* Description of the task *
Copy the lines of the material verbatim, beginning with the line containing "ticket-card[interactable]: Инцидент №1 <box>526" and continuing through the line containing "sidebar-item-label: Дерево услуг".

* Data rows *
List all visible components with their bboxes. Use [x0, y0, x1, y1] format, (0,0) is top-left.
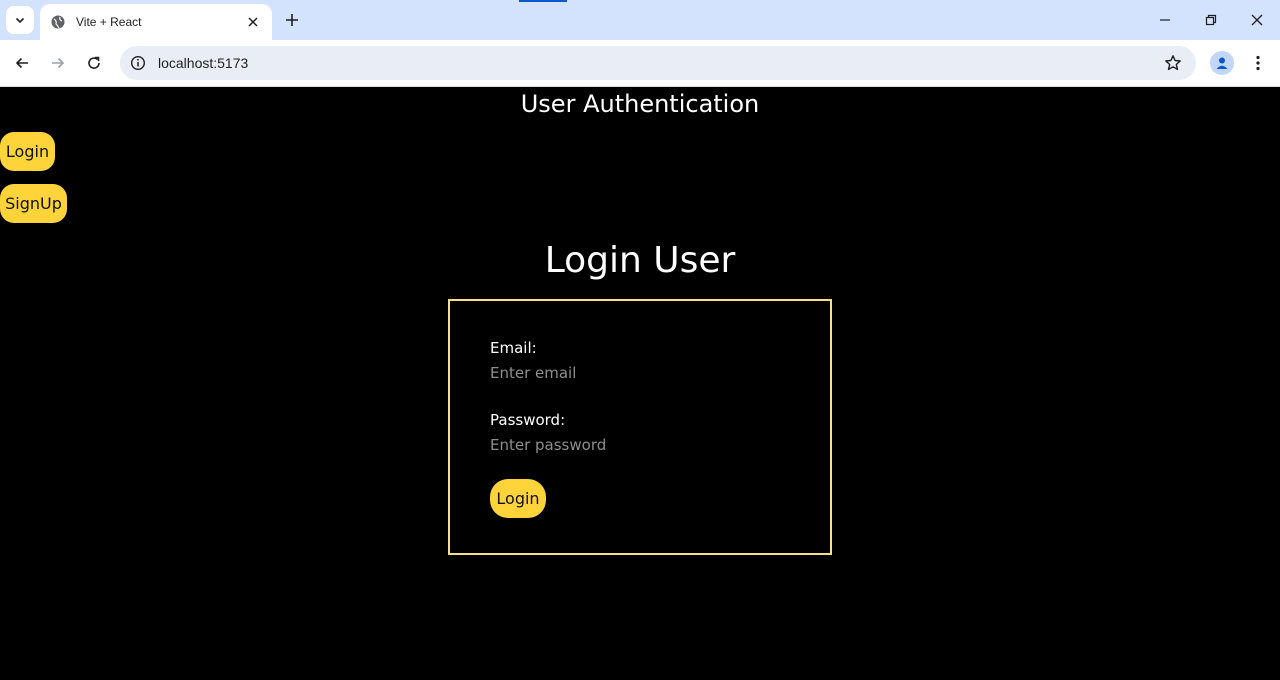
arrow-right-icon: [52, 57, 65, 69]
close-icon: [248, 17, 258, 27]
tab-search-button[interactable]: [6, 6, 34, 34]
page-content: User Authentication Login SignUp Login U…: [0, 88, 1280, 680]
new-tab-button[interactable]: [280, 8, 304, 32]
forward-button[interactable]: [45, 50, 71, 76]
star-icon[interactable]: [1164, 54, 1182, 72]
minimize-icon: [1160, 19, 1170, 21]
browser-menu-button[interactable]: [1248, 51, 1268, 75]
email-field[interactable]: [490, 362, 750, 384]
chevron-down-icon: [15, 17, 25, 24]
restore-button[interactable]: [1196, 6, 1226, 34]
close-icon: [1251, 14, 1263, 26]
password-field[interactable]: [490, 434, 750, 456]
tab-title: Vite + React: [76, 15, 142, 29]
browser-toolbar: localhost:5173: [0, 40, 1280, 87]
login-form: Email: Password: Login: [448, 299, 832, 555]
address-bar[interactable]: localhost:5173: [120, 46, 1196, 80]
person-icon: [1216, 57, 1228, 69]
email-label: Email:: [490, 339, 537, 357]
window-close-button[interactable]: [1242, 6, 1272, 34]
arrow-left-icon: [15, 57, 28, 69]
restore-icon: [1205, 14, 1217, 26]
reload-icon: [88, 56, 100, 69]
site-info-icon[interactable]: [130, 55, 146, 71]
reload-button[interactable]: [81, 50, 107, 76]
form-title: Login User: [544, 240, 736, 281]
browser-tab[interactable]: Vite + React: [40, 4, 272, 40]
tab-close-button[interactable]: [244, 13, 262, 31]
profile-avatar[interactable]: [1210, 51, 1234, 75]
plus-icon: [286, 14, 298, 26]
back-button[interactable]: [9, 50, 35, 76]
password-label: Password:: [490, 411, 566, 429]
url-text: localhost:5173: [158, 55, 249, 71]
browser-tabstrip: Vite + React: [0, 0, 1280, 40]
more-vertical-icon: [1256, 55, 1260, 71]
minimize-button[interactable]: [1150, 6, 1180, 34]
globe-icon: [51, 15, 65, 29]
login-submit-button[interactable]: Login: [490, 479, 546, 518]
tab-indicator: [519, 0, 567, 2]
nav-login-button[interactable]: Login: [0, 132, 55, 171]
app-title: User Authentication: [520, 90, 760, 118]
nav-signup-button[interactable]: SignUp: [0, 184, 67, 223]
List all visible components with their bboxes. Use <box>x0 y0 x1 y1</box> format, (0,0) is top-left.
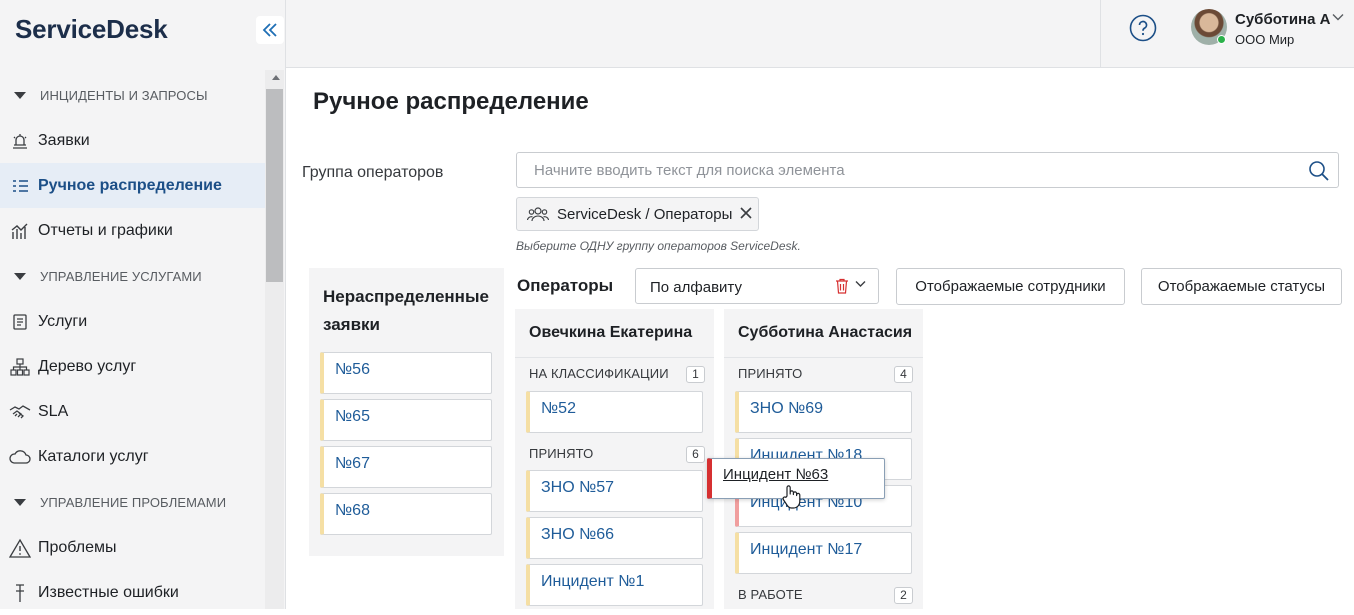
ticket-card[interactable]: Инцидент №1 <box>526 564 703 606</box>
handshake-icon <box>9 401 31 423</box>
sort-select[interactable]: По алфавиту <box>635 268 879 304</box>
status-count-badge: 2 <box>894 587 913 604</box>
sidebar-item-label: Дерево услуг <box>38 357 137 375</box>
selected-group-chip: ServiceDesk / Операторы <box>516 197 759 231</box>
pin-icon <box>9 582 31 604</box>
trash-icon[interactable] <box>835 278 849 294</box>
help-icon[interactable] <box>1129 14 1157 42</box>
sidebar-section-incidents[interactable]: ИНЦИДЕНТЫ И ЗАПРОСЫ <box>0 72 265 118</box>
sidebar-item-requests[interactable]: Заявки <box>0 118 265 163</box>
ticket-card[interactable]: ЗНО №57 <box>526 470 703 512</box>
operators-title: Операторы <box>517 276 614 295</box>
sort-select-value: По алфавиту <box>650 279 742 296</box>
sidebar-section-problems[interactable]: УПРАВЛЕНИЕ ПРОБЛЕМАМИ <box>0 479 265 525</box>
status-group-label: НА КЛАССИФИКАЦИИ <box>529 366 669 381</box>
caret-down-icon <box>14 272 26 280</box>
sidebar-item-service-catalogs[interactable]: Каталоги услуг <box>0 434 265 479</box>
search-input[interactable] <box>532 161 1292 180</box>
shown-statuses-button[interactable]: Отображаемые статусы <box>1141 268 1342 305</box>
ticket-card[interactable]: Инцидент №17 <box>735 532 912 574</box>
status-group-label: В РАБОТЕ <box>738 587 803 602</box>
sidebar-item-service-tree[interactable]: Дерево услуг <box>0 344 265 389</box>
status-count-badge: 6 <box>686 446 705 463</box>
ticket-card[interactable]: ЗНО №66 <box>526 517 703 559</box>
sidebar-item-label: Каталоги услуг <box>38 447 149 465</box>
sidebar-item-label: Известные ошибки <box>38 583 179 601</box>
group-hint: Выберите ОДНУ группу операторов ServiceD… <box>516 239 801 253</box>
double-chevron-left-icon <box>262 23 277 37</box>
sidebar-section-title: УПРАВЛЕНИЕ ПРОБЛЕМАМИ <box>40 494 227 510</box>
sidebar-section-title: УПРАВЛЕНИЕ УСЛУГАМИ <box>40 268 202 284</box>
unassigned-column-title: Нераспределенные заявки <box>323 287 489 334</box>
operator-column: Овечкина Екатерина НА КЛАССИФИКАЦИИ 1 №5… <box>515 309 714 609</box>
sidebar: ServiceDesk ИНЦИДЕНТЫ И ЗАПРОСЫ Заявки Р… <box>0 0 286 609</box>
services-icon <box>9 311 31 333</box>
unassigned-column: Нераспределенные заявки №56 №65 №67 №68 <box>309 268 504 556</box>
sidebar-item-label: Проблемы <box>38 538 117 556</box>
chevron-down-icon[interactable] <box>855 280 866 288</box>
hand-cursor-icon <box>782 485 801 509</box>
tree-icon <box>9 356 31 378</box>
sidebar-item-reports[interactable]: Отчеты и графики <box>0 208 265 253</box>
sidebar-item-services[interactable]: Услуги <box>0 299 265 344</box>
user-organization: ООО Мир <box>1235 32 1295 47</box>
selected-group-label: ServiceDesk / Операторы <box>557 205 733 223</box>
cloud-icon <box>9 446 31 468</box>
ticket-card[interactable]: №65 <box>320 399 492 441</box>
sidebar-scroll-thumb[interactable] <box>266 89 283 282</box>
online-status-dot <box>1217 35 1226 44</box>
sidebar-item-problems[interactable]: Проблемы <box>0 525 265 570</box>
sidebar-item-label: Ручное распределение <box>38 176 222 194</box>
collapse-sidebar-button[interactable] <box>256 16 284 44</box>
status-group-label: ПРИНЯТО <box>529 446 594 461</box>
sidebar-item-label: Отчеты и графики <box>38 221 173 239</box>
list-distribute-icon <box>9 175 31 197</box>
topbar: Субботина А ООО Мир <box>286 0 1354 68</box>
close-icon[interactable] <box>739 206 753 220</box>
shown-employees-button[interactable]: Отображаемые сотрудники <box>896 268 1125 305</box>
caret-down-icon <box>14 91 26 99</box>
topbar-separator <box>1100 0 1101 68</box>
scroll-up-arrow-icon[interactable] <box>272 75 280 80</box>
status-count-badge: 4 <box>894 366 913 383</box>
divider <box>515 357 714 358</box>
sidebar-item-label: SLA <box>38 402 69 420</box>
chart-icon <box>9 220 31 242</box>
operator-group-label: Группа операторов <box>302 164 444 181</box>
caret-down-icon <box>14 498 26 506</box>
ticket-card[interactable]: №68 <box>320 493 492 535</box>
warning-icon <box>9 537 31 559</box>
divider <box>724 357 923 358</box>
users-group-icon <box>527 206 549 222</box>
sidebar-item-label: Услуги <box>38 312 88 330</box>
operator-group-search[interactable] <box>516 152 1339 188</box>
app-logo: ServiceDesk <box>15 14 168 44</box>
user-name[interactable]: Субботина А <box>1235 11 1330 28</box>
page-title: Ручное распределение <box>313 88 589 115</box>
operator-name: Овечкина Екатерина <box>529 324 693 341</box>
chevron-down-icon[interactable] <box>1332 13 1344 21</box>
sidebar-nav: ИНЦИДЕНТЫ И ЗАПРОСЫ Заявки Ручное распре… <box>0 72 265 615</box>
sidebar-item-label: Заявки <box>38 131 90 149</box>
status-group-label: ПРИНЯТО <box>738 366 803 381</box>
ticket-card[interactable]: №67 <box>320 446 492 488</box>
sidebar-item-known-errors[interactable]: Известные ошибки <box>0 570 265 615</box>
sidebar-section-title: ИНЦИДЕНТЫ И ЗАПРОСЫ <box>40 87 208 103</box>
status-count-badge: 1 <box>686 366 705 383</box>
ticket-card[interactable]: ЗНО №69 <box>735 391 912 433</box>
search-icon[interactable] <box>1308 160 1330 182</box>
bell-icon <box>9 130 31 152</box>
ticket-card[interactable]: №56 <box>320 352 492 394</box>
sidebar-section-services[interactable]: УПРАВЛЕНИЕ УСЛУГАМИ <box>0 253 265 299</box>
ticket-card[interactable]: №52 <box>526 391 703 433</box>
sidebar-item-sla[interactable]: SLA <box>0 389 265 434</box>
sidebar-item-manual-distribution[interactable]: Ручное распределение <box>0 163 265 208</box>
operator-name: Субботина Анастасия <box>738 324 913 341</box>
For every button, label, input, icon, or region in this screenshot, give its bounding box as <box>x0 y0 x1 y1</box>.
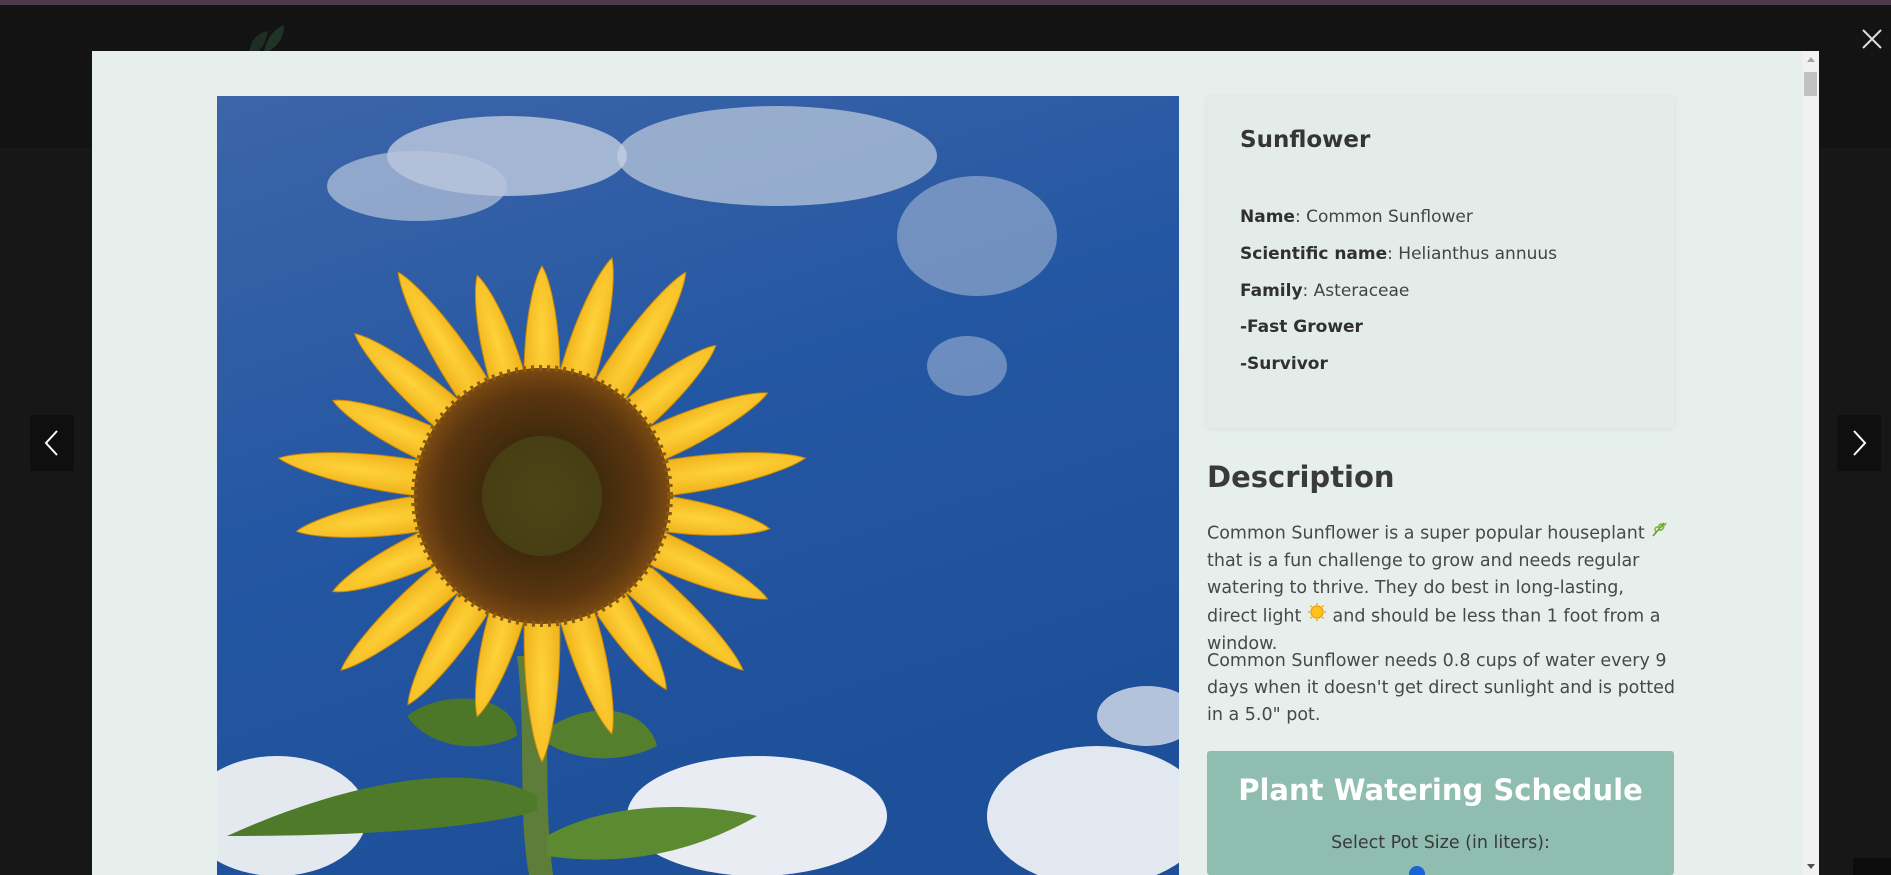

* Response to this exercise *
ticket-card[interactable]: Инцидент №1 <box>526 564 703 606</box>
handshake-icon <box>9 401 31 423</box>
sort-select[interactable]: По алфавиту <box>635 268 879 304</box>
status-count-badge: 2 <box>894 587 913 604</box>
sidebar-item-label: Дерево услуг <box>38 357 137 375</box>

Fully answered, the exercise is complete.